_Data supplied_
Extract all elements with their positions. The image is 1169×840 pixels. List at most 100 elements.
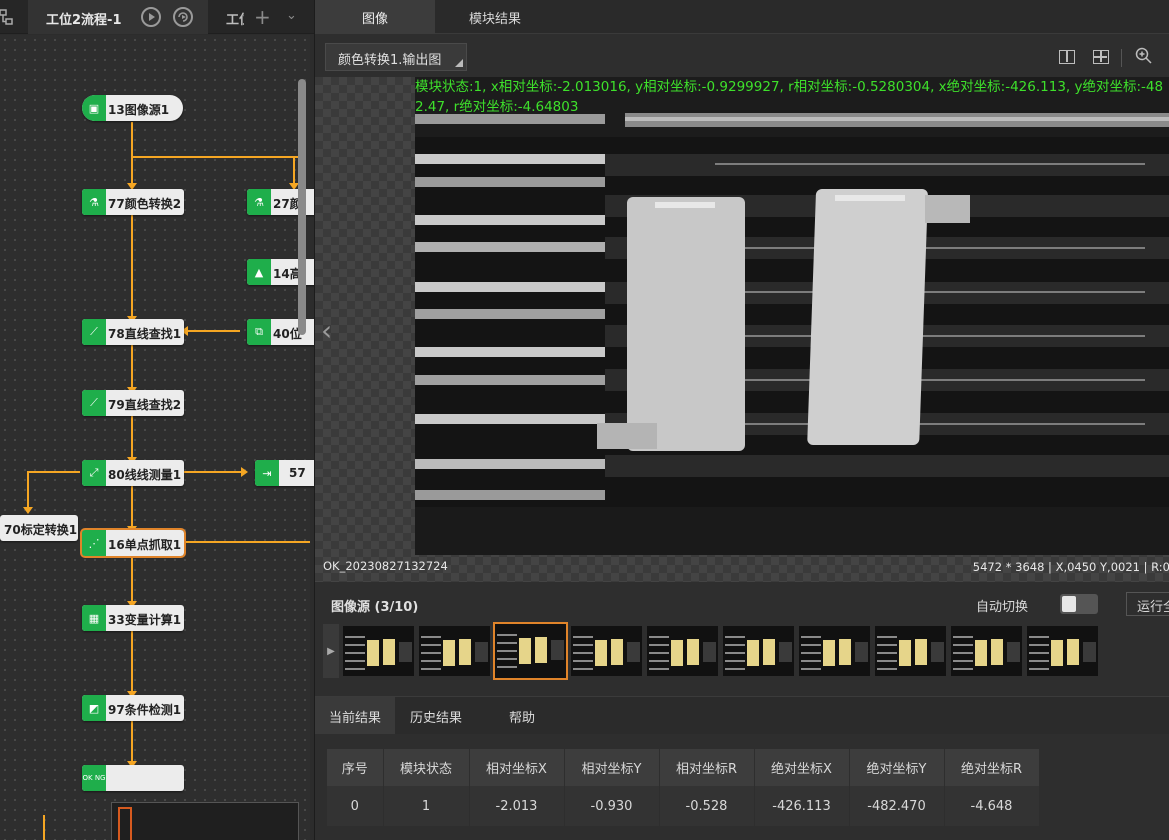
image-thumbnail[interactable] — [571, 626, 642, 676]
output-icon: ⇥ — [255, 460, 279, 486]
auto-switch-toggle[interactable] — [1060, 594, 1098, 614]
flow-node-57[interactable]: ⇥ 57 — [255, 460, 314, 486]
inspection-image — [415, 77, 1169, 555]
flow-node-variable-calc-1[interactable]: ▦ 33变量计算1 — [82, 605, 184, 631]
flow-tree-icon[interactable] — [0, 8, 16, 26]
flow-node-image-source[interactable]: ▣ 13图像源1 — [82, 95, 183, 121]
measure-icon: ⤢ — [82, 460, 106, 486]
thumbnail-strip: ▶ — [315, 622, 1169, 680]
position-fix-icon: ⧉ — [247, 319, 271, 345]
tab-image[interactable]: 图像 — [315, 0, 435, 34]
tab-flow-2[interactable]: 工位 + ⌄ — [218, 0, 314, 34]
flow-node-condition-check-1[interactable]: ◩ 97条件检测1 — [82, 695, 184, 721]
result-overlay-text: 模块状态:1, x相对坐标:-2.013016, y相对坐标:-0.929992… — [415, 79, 1164, 115]
color-convert-icon: ⚗ — [247, 189, 271, 215]
table-cell: -0.930 — [564, 786, 660, 826]
result-tab-bar: 当前结果 历史结果 帮助 — [315, 696, 1169, 735]
flow-node-label: 57 — [289, 466, 306, 480]
image-thumbnail[interactable] — [419, 626, 490, 676]
image-thumbnail[interactable] — [951, 626, 1022, 676]
add-tab-icon[interactable]: + — [254, 5, 271, 29]
result-table-area: 序号 模块状态 相对坐标X 相对坐标Y 相对坐标R 绝对坐标X 绝对坐标Y 绝对坐标R 01-… — [315, 734, 1169, 840]
flow-node-label: 13图像源1 — [108, 103, 170, 117]
image-source-bar: 图像源 (3/10) 自动切换 运行全 — [315, 584, 1169, 624]
minimap-viewport[interactable] — [118, 807, 132, 840]
toolbar-separator — [1121, 49, 1122, 67]
flow-node-label: 80线线测量1 — [108, 468, 182, 482]
color-convert-icon: ⚗ — [82, 189, 106, 215]
table-cell: -426.113 — [754, 786, 850, 826]
image-output-select[interactable]: 颜色转换1.输出图 — [325, 43, 467, 71]
image-filename: OK_20230827132724 — [323, 559, 448, 573]
table-cell: -482.470 — [849, 786, 945, 826]
calculator-icon: ▦ — [82, 605, 106, 631]
table-header-row: 序号 模块状态 相对坐标X 相对坐标Y 相对坐标R 绝对坐标X 绝对坐标Y 绝对坐标R — [327, 749, 1040, 786]
grid-view-icon[interactable] — [1093, 50, 1109, 64]
line-find-icon: ⟋ — [82, 390, 106, 416]
chevron-down-icon[interactable]: ⌄ — [286, 8, 297, 23]
flow-node-ok-ng[interactable]: OK NG — [82, 765, 184, 791]
flow-node-calib-convert-1[interactable]: 70标定转换1 — [0, 515, 78, 541]
auto-switch-label: 自动切换 — [976, 600, 1029, 615]
run-loop-icon[interactable] — [173, 7, 193, 27]
toggle-knob — [1062, 596, 1076, 612]
flow-node-point-grab-1[interactable]: ⋰ 16单点抓取1 — [80, 528, 186, 558]
flow-node-label: 16单点抓取1 — [108, 538, 182, 552]
image-info: 5472 * 3648 | X,0450 Y,0021 | R:0 — [972, 560, 1169, 574]
table-cell: 0 — [327, 786, 384, 826]
flow-vertical-scrollbar[interactable] — [298, 79, 306, 335]
table-cell: -4.648 — [944, 786, 1040, 826]
ok-ng-label: OK NG — [82, 774, 106, 782]
right-tab-bar: 图像 模块结果 — [315, 0, 1169, 34]
flow-canvas[interactable]: ▣ 13图像源1 ⚗ 77颜色转换2 ⚗ 27颜 ▲ 14高 ⟋ 78直线查找1… — [0, 35, 314, 840]
image-thumbnail[interactable] — [875, 626, 946, 676]
run-all-button[interactable]: 运行全 — [1126, 592, 1169, 616]
flow-minimap[interactable] — [111, 802, 299, 840]
table-row[interactable]: 0 1 -2.013 -0.930 -0.528 -426.113 -482.470 -4.6… — [327, 786, 1040, 826]
app-window: 工位2流程-1 工位 + ⌄ — [0, 0, 1169, 840]
image-thumbnail[interactable] — [723, 626, 794, 676]
flow-panel: 工位2流程-1 工位 + ⌄ — [0, 0, 314, 840]
tab-flow-1[interactable]: 工位2流程-1 — [28, 0, 208, 34]
tab-current-result[interactable]: 当前结果 — [315, 697, 395, 735]
result-panel: 图像 模块结果 颜色转换1.输出图 ‹ 模块状态:1, x相对坐标:-2.013… — [314, 0, 1169, 840]
image-icon: ▣ — [82, 95, 106, 121]
flow-node-color-convert-2[interactable]: ⚗ 77颜色转换2 — [82, 189, 184, 215]
chart-check-icon: ◩ — [82, 695, 106, 721]
flow-node-line-measure-1[interactable]: ⤢ 80线线测量1 — [82, 460, 184, 486]
tab-flow-2-label: 工位 — [226, 13, 244, 28]
image-thumbnail[interactable] — [1027, 626, 1098, 676]
table-header-cell: 相对坐标R — [659, 749, 755, 786]
thumbnail-play-icon[interactable]: ▶ — [323, 624, 339, 678]
table-body: 0 1 -2.013 -0.930 -0.528 -426.113 -482.470 -4.6… — [327, 786, 1040, 826]
flow-node-label: 79直线查找2 — [108, 398, 182, 412]
tab-history-result[interactable]: 历史结果 — [395, 697, 477, 735]
image-thumbnail[interactable] — [493, 622, 568, 680]
image-viewer[interactable]: ‹ 模块状态:1, x相对坐标:-2.013016, y相对坐标:-0.9299… — [315, 77, 1169, 582]
tab-help[interactable]: 帮助 — [477, 697, 567, 735]
run-once-icon[interactable] — [141, 7, 161, 27]
table-header-cell: 绝对坐标Y — [849, 749, 945, 786]
image-thumbnail[interactable] — [647, 626, 718, 676]
flow-node-line-find-1[interactable]: ⟋ 78直线查找1 — [82, 319, 184, 345]
tab-module-result[interactable]: 模块结果 — [435, 0, 555, 34]
flow-node-label: 77颜色转换2 — [108, 197, 182, 211]
image-thumbnail[interactable] — [799, 626, 870, 676]
table-header-cell: 相对坐标X — [469, 749, 565, 786]
previous-image-icon[interactable]: ‹ — [321, 314, 332, 347]
point-icon: ⋰ — [82, 530, 106, 556]
flow-node-label: 70标定转换1 — [4, 523, 78, 537]
table-cell: 1 — [383, 786, 470, 826]
result-table: 序号 模块状态 相对坐标X 相对坐标Y 相对坐标R 绝对坐标X 绝对坐标Y 绝对坐标R 01-… — [327, 749, 1040, 826]
split-view-icon[interactable] — [1059, 50, 1075, 64]
table-cell: -2.013 — [469, 786, 565, 826]
filter-icon: ▲ — [247, 259, 271, 285]
ok-ng-icon: OK NG — [82, 765, 106, 791]
zoom-in-icon[interactable] — [1135, 47, 1153, 65]
image-toolbar: 颜色转换1.输出图 — [315, 35, 1169, 77]
flow-node-line-find-2[interactable]: ⟋ 79直线查找2 — [82, 390, 184, 416]
table-cell: -0.528 — [659, 786, 755, 826]
flow-tab-bar: 工位2流程-1 工位 + ⌄ — [0, 0, 314, 34]
image-thumbnail[interactable] — [343, 626, 414, 676]
table-header-cell: 相对坐标Y — [564, 749, 660, 786]
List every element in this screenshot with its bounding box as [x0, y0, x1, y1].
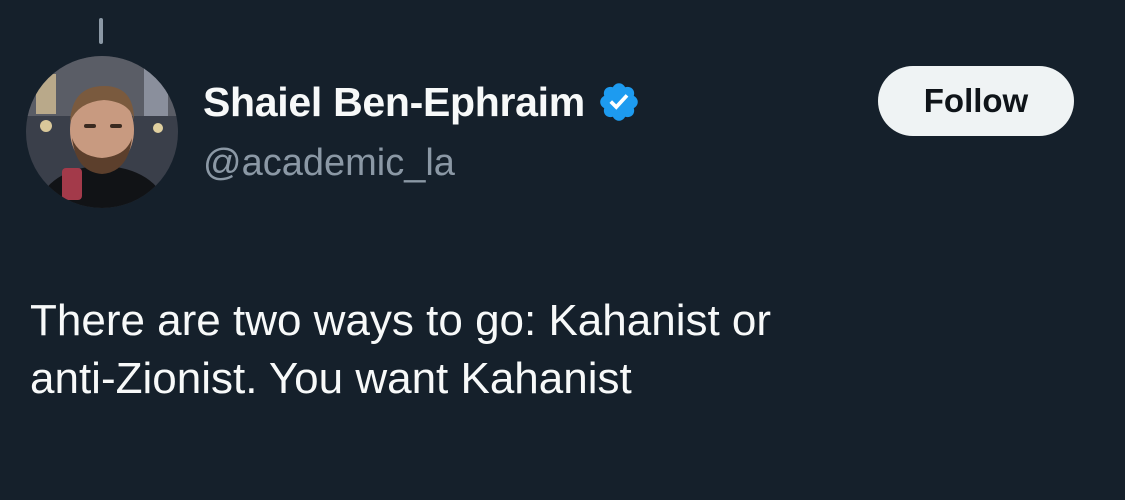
author-handle[interactable]: @academic_la — [203, 142, 455, 185]
verified-badge-icon[interactable] — [597, 80, 641, 124]
tweet-text-line: anti-Zionist. You want Kahanist — [30, 354, 632, 403]
author-display-name[interactable]: Shaiel Ben-Ephraim — [203, 79, 585, 126]
avatar-photo — [26, 56, 178, 208]
author-name-row: Shaiel Ben-Ephraim — [203, 74, 641, 130]
tweet-text: There are two ways to go: Kahanist or an… — [30, 292, 1090, 408]
follow-button[interactable]: Follow — [878, 66, 1074, 136]
thread-connector-line — [99, 18, 103, 44]
tweet-text-line: There are two ways to go: Kahanist or — [30, 296, 772, 345]
avatar[interactable] — [26, 56, 178, 208]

_What you have to do_
Return, unchanged, every line from the one containing "author-handle[interactable]: @academic_la —" through the last line of the records.

_Output_
author-handle[interactable]: @academic_la — [203, 142, 455, 185]
verified-badge-icon[interactable] — [597, 80, 641, 124]
tweet-text-line: anti-Zionist. You want Kahanist — [30, 354, 632, 403]
author-display-name[interactable]: Shaiel Ben-Ephraim — [203, 79, 585, 126]
avatar-photo — [26, 56, 178, 208]
author-name-row: Shaiel Ben-Ephraim — [203, 74, 641, 130]
tweet-text: There are two ways to go: Kahanist or an… — [30, 292, 1090, 408]
follow-button[interactable]: Follow — [878, 66, 1074, 136]
thread-connector-line — [99, 18, 103, 44]
tweet-text-line: There are two ways to go: Kahanist or — [30, 296, 772, 345]
avatar[interactable] — [26, 56, 178, 208]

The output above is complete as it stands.